Exercise: From the listing below, restate word for word the lines from the line containing "Parse this screenshot: output" down through the line containing "Decode this image". Exclude pictures.

Excerpted data:
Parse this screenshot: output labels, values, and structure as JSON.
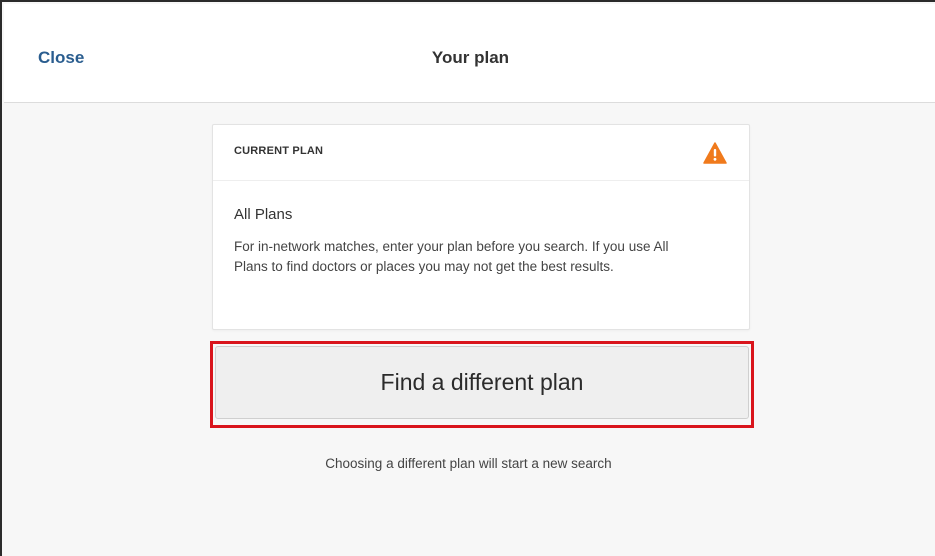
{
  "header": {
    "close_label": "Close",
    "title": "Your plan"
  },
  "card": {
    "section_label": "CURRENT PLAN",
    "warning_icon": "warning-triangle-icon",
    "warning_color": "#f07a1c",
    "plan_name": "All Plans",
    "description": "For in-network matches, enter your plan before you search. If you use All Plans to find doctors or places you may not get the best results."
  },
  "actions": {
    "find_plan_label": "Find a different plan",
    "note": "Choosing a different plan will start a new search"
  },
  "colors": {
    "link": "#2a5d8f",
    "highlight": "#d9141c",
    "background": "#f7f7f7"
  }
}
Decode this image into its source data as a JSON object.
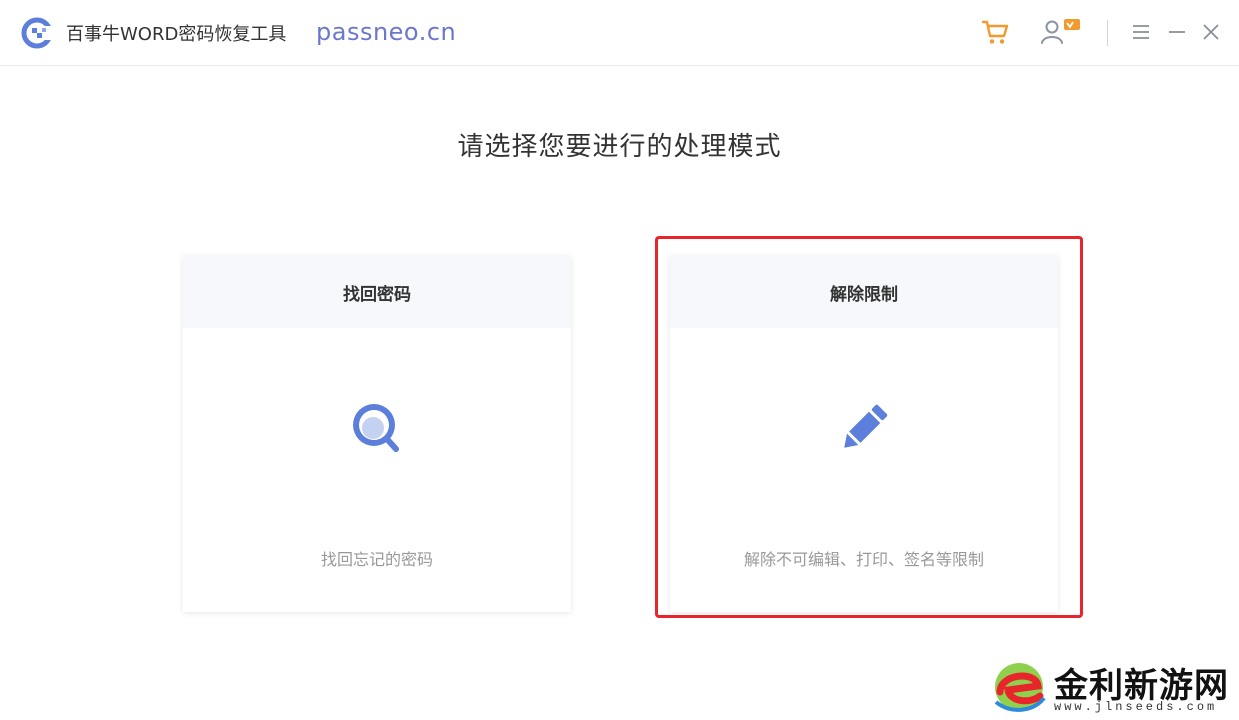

--

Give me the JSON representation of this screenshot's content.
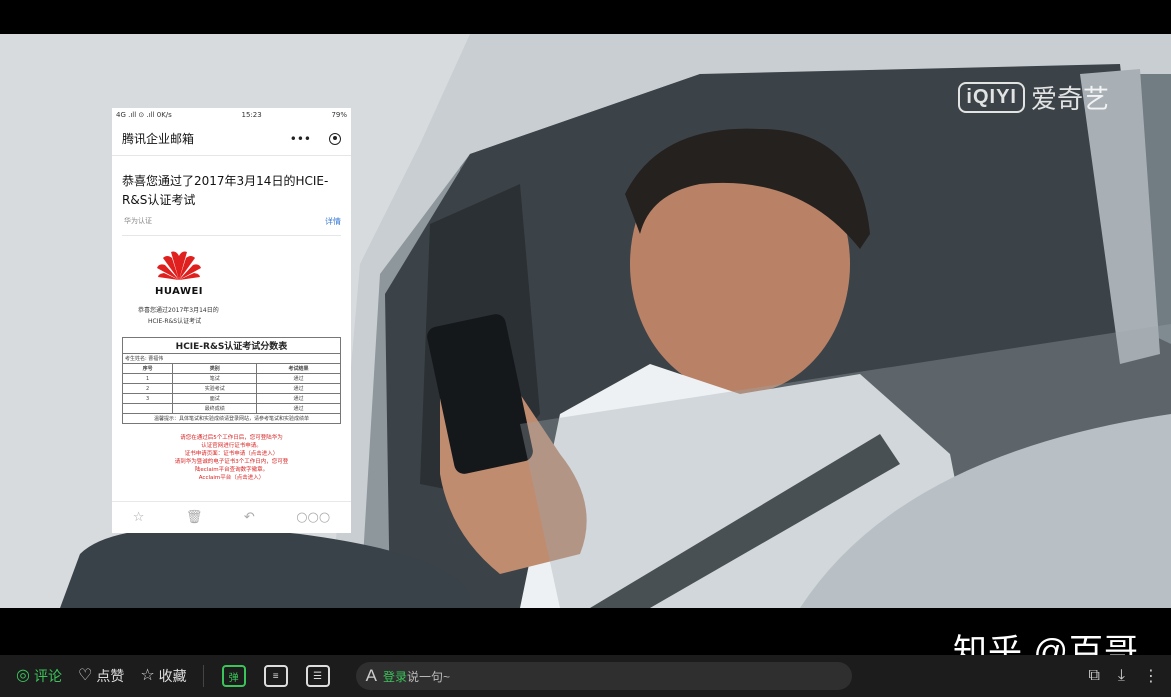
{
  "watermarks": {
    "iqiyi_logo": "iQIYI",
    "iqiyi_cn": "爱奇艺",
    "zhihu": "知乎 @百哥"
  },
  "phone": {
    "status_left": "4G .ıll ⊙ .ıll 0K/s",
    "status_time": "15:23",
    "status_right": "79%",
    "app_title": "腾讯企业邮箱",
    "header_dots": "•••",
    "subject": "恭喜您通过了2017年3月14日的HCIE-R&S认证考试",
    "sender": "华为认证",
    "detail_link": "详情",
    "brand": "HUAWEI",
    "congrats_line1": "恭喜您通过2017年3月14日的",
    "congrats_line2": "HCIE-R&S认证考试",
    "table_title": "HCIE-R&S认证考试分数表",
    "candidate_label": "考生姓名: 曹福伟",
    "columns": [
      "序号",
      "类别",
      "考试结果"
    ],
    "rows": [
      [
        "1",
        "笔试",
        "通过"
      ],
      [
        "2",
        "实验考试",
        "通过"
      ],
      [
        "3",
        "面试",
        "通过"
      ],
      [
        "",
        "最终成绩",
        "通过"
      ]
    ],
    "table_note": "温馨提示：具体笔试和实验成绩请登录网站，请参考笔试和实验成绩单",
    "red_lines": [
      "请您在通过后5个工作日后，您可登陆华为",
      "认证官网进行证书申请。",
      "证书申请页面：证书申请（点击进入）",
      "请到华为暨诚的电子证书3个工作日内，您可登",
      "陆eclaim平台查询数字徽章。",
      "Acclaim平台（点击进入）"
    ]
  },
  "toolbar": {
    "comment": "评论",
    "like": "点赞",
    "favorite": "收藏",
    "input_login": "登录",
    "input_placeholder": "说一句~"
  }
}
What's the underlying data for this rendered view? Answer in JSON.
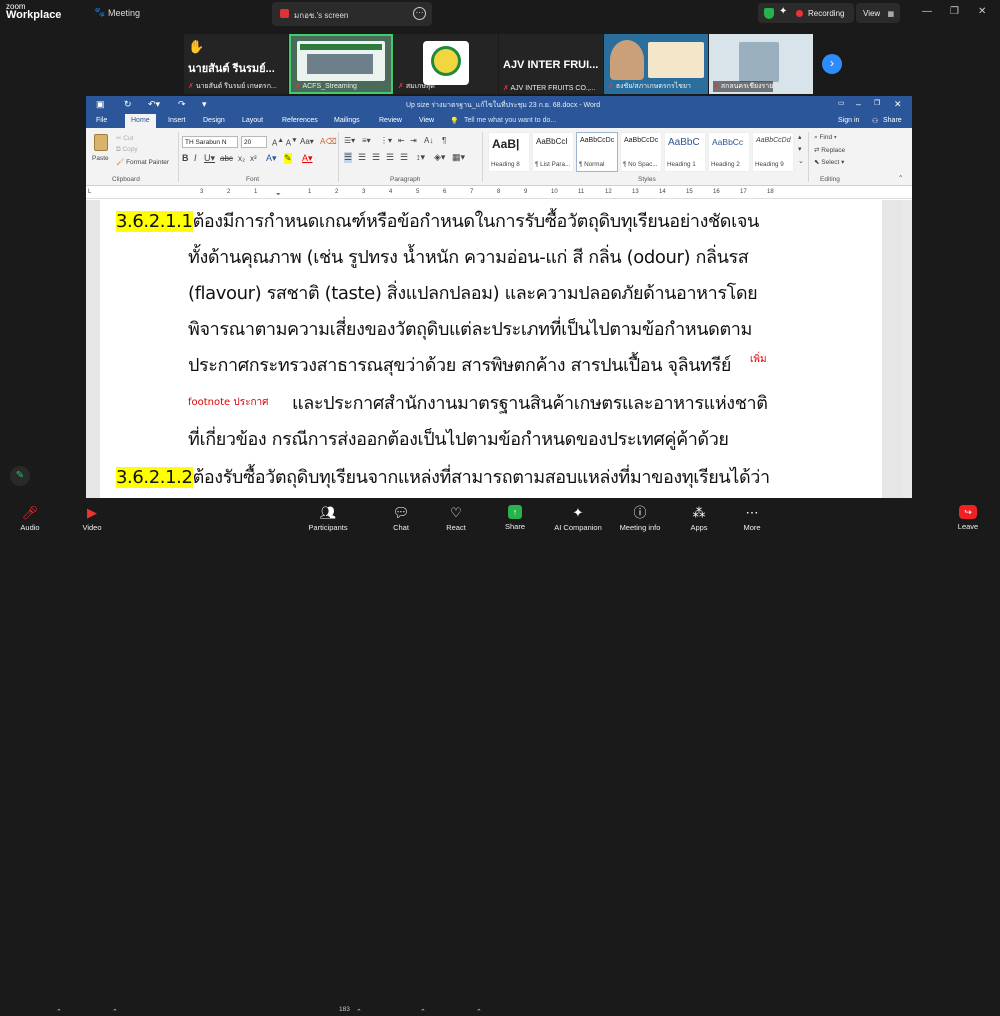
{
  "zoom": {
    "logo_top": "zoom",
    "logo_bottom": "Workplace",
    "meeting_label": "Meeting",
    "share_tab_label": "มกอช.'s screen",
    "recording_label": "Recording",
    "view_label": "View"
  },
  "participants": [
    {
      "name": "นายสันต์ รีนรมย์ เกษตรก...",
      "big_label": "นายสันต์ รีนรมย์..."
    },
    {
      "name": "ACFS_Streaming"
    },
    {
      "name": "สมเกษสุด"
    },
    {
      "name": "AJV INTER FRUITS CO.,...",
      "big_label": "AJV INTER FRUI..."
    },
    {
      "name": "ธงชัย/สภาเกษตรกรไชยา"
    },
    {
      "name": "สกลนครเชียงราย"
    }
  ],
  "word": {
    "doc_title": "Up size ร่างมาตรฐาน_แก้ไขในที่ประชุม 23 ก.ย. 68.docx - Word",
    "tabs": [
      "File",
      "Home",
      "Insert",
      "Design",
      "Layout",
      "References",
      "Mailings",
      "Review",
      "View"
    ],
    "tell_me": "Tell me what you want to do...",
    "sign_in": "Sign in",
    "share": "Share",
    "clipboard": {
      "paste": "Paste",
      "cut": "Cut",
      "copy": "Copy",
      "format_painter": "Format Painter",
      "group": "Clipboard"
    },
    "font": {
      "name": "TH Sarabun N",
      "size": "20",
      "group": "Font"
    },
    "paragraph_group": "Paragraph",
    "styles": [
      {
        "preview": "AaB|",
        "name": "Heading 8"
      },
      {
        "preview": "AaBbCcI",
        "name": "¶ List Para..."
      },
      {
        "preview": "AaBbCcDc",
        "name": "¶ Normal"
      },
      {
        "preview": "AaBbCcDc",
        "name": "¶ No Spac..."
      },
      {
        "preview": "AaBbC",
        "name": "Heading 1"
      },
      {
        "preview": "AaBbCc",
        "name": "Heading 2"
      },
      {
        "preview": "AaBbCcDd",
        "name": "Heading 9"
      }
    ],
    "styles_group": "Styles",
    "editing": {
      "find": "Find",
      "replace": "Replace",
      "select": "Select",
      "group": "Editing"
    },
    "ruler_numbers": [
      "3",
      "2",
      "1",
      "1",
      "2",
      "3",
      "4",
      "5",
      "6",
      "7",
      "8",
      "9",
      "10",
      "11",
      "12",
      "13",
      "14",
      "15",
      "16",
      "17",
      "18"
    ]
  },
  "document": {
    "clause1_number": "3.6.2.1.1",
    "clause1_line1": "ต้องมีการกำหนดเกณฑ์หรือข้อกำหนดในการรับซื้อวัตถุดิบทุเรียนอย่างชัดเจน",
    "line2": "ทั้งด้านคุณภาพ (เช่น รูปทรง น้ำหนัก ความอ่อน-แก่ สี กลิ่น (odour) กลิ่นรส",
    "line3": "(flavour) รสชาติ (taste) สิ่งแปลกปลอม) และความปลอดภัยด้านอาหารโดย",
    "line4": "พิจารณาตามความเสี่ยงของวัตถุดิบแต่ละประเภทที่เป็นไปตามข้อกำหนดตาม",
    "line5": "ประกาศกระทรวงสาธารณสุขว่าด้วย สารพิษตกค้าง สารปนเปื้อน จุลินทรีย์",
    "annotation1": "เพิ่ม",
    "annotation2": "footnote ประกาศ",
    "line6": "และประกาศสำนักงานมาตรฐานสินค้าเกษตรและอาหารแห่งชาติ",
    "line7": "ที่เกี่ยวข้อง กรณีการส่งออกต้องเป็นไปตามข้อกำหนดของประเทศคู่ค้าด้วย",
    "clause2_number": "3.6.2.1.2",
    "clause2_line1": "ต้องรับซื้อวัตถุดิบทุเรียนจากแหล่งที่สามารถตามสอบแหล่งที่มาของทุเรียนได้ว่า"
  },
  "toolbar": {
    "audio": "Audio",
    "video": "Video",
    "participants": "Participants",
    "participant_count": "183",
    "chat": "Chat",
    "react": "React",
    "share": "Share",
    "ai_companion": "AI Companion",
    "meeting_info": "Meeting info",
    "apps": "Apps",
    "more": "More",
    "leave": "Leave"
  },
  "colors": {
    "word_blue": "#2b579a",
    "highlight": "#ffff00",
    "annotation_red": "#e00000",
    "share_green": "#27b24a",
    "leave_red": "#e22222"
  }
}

Task solution:
Parse this screenshot: output labels, values, and structure as JSON.
{
  "header": {
    "close_label": "Close",
    "title": "Your plan"
  },
  "card": {
    "section_label": "CURRENT PLAN",
    "warning_icon": "warning-triangle-icon",
    "warning_color": "#f07a1c",
    "plan_name": "All Plans",
    "description": "For in-network matches, enter your plan before you search. If you use All Plans to find doctors or places you may not get the best results."
  },
  "actions": {
    "find_plan_label": "Find a different plan",
    "note": "Choosing a different plan will start a new search"
  },
  "colors": {
    "link": "#2a5d8f",
    "highlight": "#d9141c",
    "background": "#f7f7f7"
  }
}
Decode this image into its source data as a JSON object.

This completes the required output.